- Given problem: Copy the data precisely, keeping every character.

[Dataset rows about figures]
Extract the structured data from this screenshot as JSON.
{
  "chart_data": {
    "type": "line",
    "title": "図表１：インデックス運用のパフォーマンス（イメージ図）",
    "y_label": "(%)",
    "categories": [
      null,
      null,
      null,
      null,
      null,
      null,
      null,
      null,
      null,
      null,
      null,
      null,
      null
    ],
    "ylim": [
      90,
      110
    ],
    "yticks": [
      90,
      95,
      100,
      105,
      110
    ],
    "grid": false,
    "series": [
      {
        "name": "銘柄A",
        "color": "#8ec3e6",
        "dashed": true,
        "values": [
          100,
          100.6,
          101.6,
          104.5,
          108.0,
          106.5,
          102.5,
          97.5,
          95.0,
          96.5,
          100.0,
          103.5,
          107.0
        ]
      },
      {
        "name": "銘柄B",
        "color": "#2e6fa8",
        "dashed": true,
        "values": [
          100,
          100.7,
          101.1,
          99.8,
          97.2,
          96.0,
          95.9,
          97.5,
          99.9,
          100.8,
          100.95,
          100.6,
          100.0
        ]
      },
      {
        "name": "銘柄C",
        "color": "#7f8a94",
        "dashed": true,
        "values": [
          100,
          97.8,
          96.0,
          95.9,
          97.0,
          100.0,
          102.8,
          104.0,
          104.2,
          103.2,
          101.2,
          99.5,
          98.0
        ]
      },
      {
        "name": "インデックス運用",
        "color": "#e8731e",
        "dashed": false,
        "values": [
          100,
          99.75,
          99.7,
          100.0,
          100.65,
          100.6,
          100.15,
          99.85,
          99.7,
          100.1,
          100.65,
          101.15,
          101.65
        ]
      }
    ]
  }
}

- Task result:
Extract the structured data from this screenshot as JSON.
{
  "chart_data": {
    "type": "line",
    "title": "図表１：インデックス運用のパフォーマンス（イメージ図）",
    "y_label": "(%)",
    "categories": [
      null,
      null,
      null,
      null,
      null,
      null,
      null,
      null,
      null,
      null,
      null,
      null,
      null
    ],
    "ylim": [
      90,
      110
    ],
    "yticks": [
      90,
      95,
      100,
      105,
      110
    ],
    "grid": false,
    "series": [
      {
        "name": "銘柄A",
        "color": "#8ec3e6",
        "dashed": true,
        "values": [
          100,
          100.6,
          101.6,
          104.5,
          108.0,
          106.5,
          102.5,
          97.5,
          95.0,
          96.5,
          100.0,
          103.5,
          107.0
        ]
      },
      {
        "name": "銘柄B",
        "color": "#2e6fa8",
        "dashed": true,
        "values": [
          100,
          100.7,
          101.1,
          99.8,
          97.2,
          96.0,
          95.9,
          97.5,
          99.9,
          100.8,
          100.95,
          100.6,
          100.0
        ]
      },
      {
        "name": "銘柄C",
        "color": "#7f8a94",
        "dashed": true,
        "values": [
          100,
          97.8,
          96.0,
          95.9,
          97.0,
          100.0,
          102.8,
          104.0,
          104.2,
          103.2,
          101.2,
          99.5,
          98.0
        ]
      },
      {
        "name": "インデックス運用",
        "color": "#e8731e",
        "dashed": false,
        "values": [
          100,
          99.75,
          99.7,
          100.0,
          100.65,
          100.6,
          100.15,
          99.85,
          99.7,
          100.1,
          100.65,
          101.15,
          101.65
        ]
      }
    ]
  }
}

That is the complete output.